PROVIDED ENTRIES start
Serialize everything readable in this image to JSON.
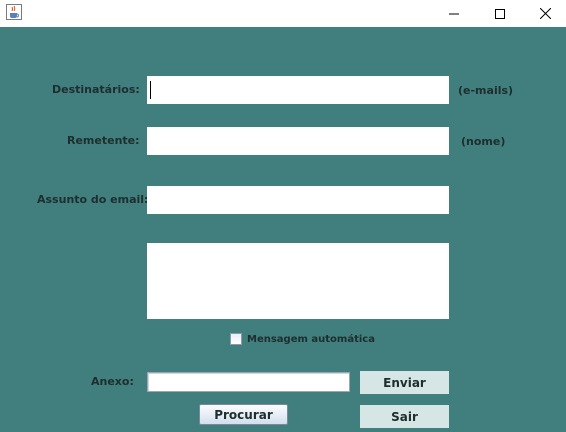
{
  "window": {
    "app_icon": "java-cup-icon",
    "controls": {
      "minimize": "minimize-icon",
      "maximize": "maximize-icon",
      "close": "close-icon"
    }
  },
  "form": {
    "destinatarios": {
      "label": "Destinatários:",
      "value": "",
      "hint": "(e-mails)"
    },
    "remetente": {
      "label": "Remetente:",
      "value": "",
      "hint": "(nome)"
    },
    "assunto": {
      "label": "Assunto do email:",
      "value": ""
    },
    "mensagem": {
      "value": ""
    },
    "mensagem_automatica": {
      "label": "Mensagem automática",
      "checked": false
    },
    "anexo": {
      "label": "Anexo:",
      "value": ""
    }
  },
  "buttons": {
    "enviar": "Enviar",
    "procurar": "Procurar",
    "sair": "Sair"
  },
  "colors": {
    "background": "#417e7e",
    "button_flat": "#d6e6e4",
    "field": "#ffffff"
  }
}
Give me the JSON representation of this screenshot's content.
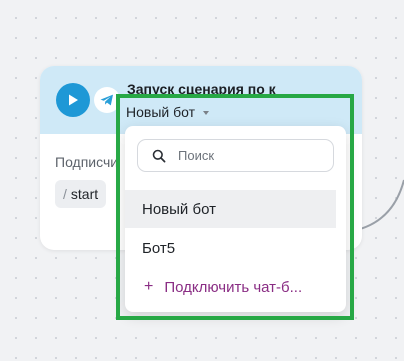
{
  "card": {
    "title": "Запуск сценария по к",
    "bot_selector_value": "Новый бот",
    "subscriptions_label": "Подписчи",
    "trigger_command": "start",
    "trigger_prefix": "/"
  },
  "dropdown": {
    "search_placeholder": "Поиск",
    "items": [
      {
        "label": "Новый бот",
        "selected": true
      },
      {
        "label": "Бот5",
        "selected": false
      }
    ],
    "connect_label": "Подключить чат-б...",
    "connect_prefix": "+"
  },
  "colors": {
    "header_bg": "#cfe9f7",
    "play_button": "#1e98d6",
    "highlight_frame": "#27a845",
    "connect_accent": "#8a2d84"
  },
  "icons": [
    "play-icon",
    "telegram-icon",
    "chevron-down-icon",
    "search-icon",
    "plus-icon"
  ]
}
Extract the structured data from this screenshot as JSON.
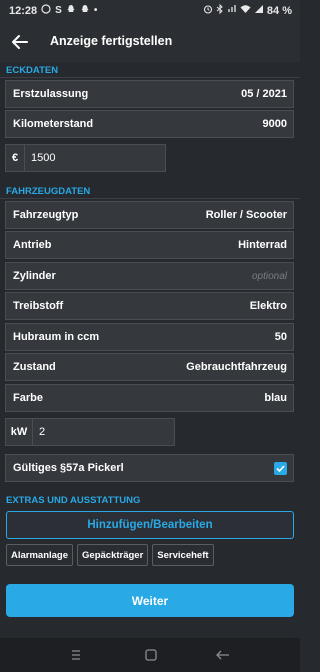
{
  "status_bar": {
    "time": "12:28",
    "battery": "84 %",
    "left_icons": [
      "whatsapp-icon",
      "s-icon",
      "snapchat-icon",
      "snapchat-icon",
      "dot-icon"
    ],
    "right_icons": [
      "alarm-icon",
      "bluetooth-icon",
      "signal-icon",
      "wifi-icon",
      "cell-signal-icon",
      "battery-icon"
    ]
  },
  "header": {
    "title": "Anzeige fertigstellen"
  },
  "eckdaten": {
    "label": "ECKDATEN",
    "erstzulassung": {
      "label": "Erstzulassung",
      "value": "05 / 2021"
    },
    "kilometerstand": {
      "label": "Kilometerstand",
      "value": "9000"
    },
    "price": {
      "currency": "€",
      "value": "1500"
    }
  },
  "fahrzeugdaten": {
    "label": "FAHRZEUGDATEN",
    "rows": [
      {
        "label": "Fahrzeugtyp",
        "value": "Roller / Scooter"
      },
      {
        "label": "Antrieb",
        "value": "Hinterrad"
      },
      {
        "label": "Zylinder",
        "placeholder": "optional"
      },
      {
        "label": "Treibstoff",
        "value": "Elektro"
      },
      {
        "label": "Hubraum in ccm",
        "value": "50"
      },
      {
        "label": "Zustand",
        "value": "Gebrauchtfahrzeug"
      },
      {
        "label": "Farbe",
        "value": "blau"
      }
    ],
    "power": {
      "unit": "kW",
      "value": "2"
    },
    "pickerl": {
      "label": "Gültiges §57a Pickerl",
      "checked": true
    }
  },
  "extras": {
    "label": "EXTRAS UND AUSSTATTUNG",
    "add_button": "Hinzufügen/Bearbeiten",
    "chips": [
      "Alarmanlage",
      "Gepäckträger",
      "Serviceheft"
    ]
  },
  "footer": {
    "next_button": "Weiter"
  },
  "colors": {
    "accent": "#29a9e6",
    "background": "#26292d",
    "row": "#35393e"
  }
}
PROVIDED ENTRIES end
EXERCISE PROMPT: Without the pictures, print the records in full, exactly as they appear.

PROBLEM SOLUTION:
Serialize everything readable in this image to JSON.
{
  "window": {
    "app_icon": "java-cup-icon",
    "controls": {
      "minimize": "minimize-icon",
      "maximize": "maximize-icon",
      "close": "close-icon"
    }
  },
  "form": {
    "destinatarios": {
      "label": "Destinatários:",
      "value": "",
      "hint": "(e-mails)"
    },
    "remetente": {
      "label": "Remetente:",
      "value": "",
      "hint": "(nome)"
    },
    "assunto": {
      "label": "Assunto do email:",
      "value": ""
    },
    "mensagem": {
      "value": ""
    },
    "mensagem_automatica": {
      "label": "Mensagem automática",
      "checked": false
    },
    "anexo": {
      "label": "Anexo:",
      "value": ""
    }
  },
  "buttons": {
    "enviar": "Enviar",
    "procurar": "Procurar",
    "sair": "Sair"
  },
  "colors": {
    "background": "#417e7e",
    "button_flat": "#d6e6e4",
    "field": "#ffffff"
  }
}
Give me the JSON representation of this screenshot's content.
{
  "card": {
    "title": "Запуск сценария по к",
    "bot_selector_value": "Новый бот",
    "subscriptions_label": "Подписчи",
    "trigger_command": "start",
    "trigger_prefix": "/"
  },
  "dropdown": {
    "search_placeholder": "Поиск",
    "items": [
      {
        "label": "Новый бот",
        "selected": true
      },
      {
        "label": "Бот5",
        "selected": false
      }
    ],
    "connect_label": "Подключить чат-б...",
    "connect_prefix": "+"
  },
  "colors": {
    "header_bg": "#cfe9f7",
    "play_button": "#1e98d6",
    "highlight_frame": "#27a845",
    "connect_accent": "#8a2d84"
  },
  "icons": [
    "play-icon",
    "telegram-icon",
    "chevron-down-icon",
    "search-icon",
    "plus-icon"
  ]
}
Extract the structured data from this screenshot as JSON.
{
  "status_bar": {
    "time": "12:28",
    "battery": "84 %",
    "left_icons": [
      "whatsapp-icon",
      "s-icon",
      "snapchat-icon",
      "snapchat-icon",
      "dot-icon"
    ],
    "right_icons": [
      "alarm-icon",
      "bluetooth-icon",
      "signal-icon",
      "wifi-icon",
      "cell-signal-icon",
      "battery-icon"
    ]
  },
  "header": {
    "title": "Anzeige fertigstellen"
  },
  "eckdaten": {
    "label": "ECKDATEN",
    "erstzulassung": {
      "label": "Erstzulassung",
      "value": "05 / 2021"
    },
    "kilometerstand": {
      "label": "Kilometerstand",
      "value": "9000"
    },
    "price": {
      "currency": "€",
      "value": "1500"
    }
  },
  "fahrzeugdaten": {
    "label": "FAHRZEUGDATEN",
    "rows": [
      {
        "label": "Fahrzeugtyp",
        "value": "Roller / Scooter"
      },
      {
        "label": "Antrieb",
        "value": "Hinterrad"
      },
      {
        "label": "Zylinder",
        "placeholder": "optional"
      },
      {
        "label": "Treibstoff",
        "value": "Elektro"
      },
      {
        "label": "Hubraum in ccm",
        "value": "50"
      },
      {
        "label": "Zustand",
        "value": "Gebrauchtfahrzeug"
      },
      {
        "label": "Farbe",
        "value": "blau"
      }
    ],
    "power": {
      "unit": "kW",
      "value": "2"
    },
    "pickerl": {
      "label": "Gültiges §57a Pickerl",
      "checked": true
    }
  },
  "extras": {
    "label": "EXTRAS UND AUSSTATTUNG",
    "add_button": "Hinzufügen/Bearbeiten",
    "chips": [
      "Alarmanlage",
      "Gepäckträger",
      "Serviceheft"
    ]
  },
  "footer": {
    "next_button": "Weiter"
  },
  "colors": {
    "accent": "#29a9e6",
    "background": "#26292d",
    "row": "#35393e"
  }
}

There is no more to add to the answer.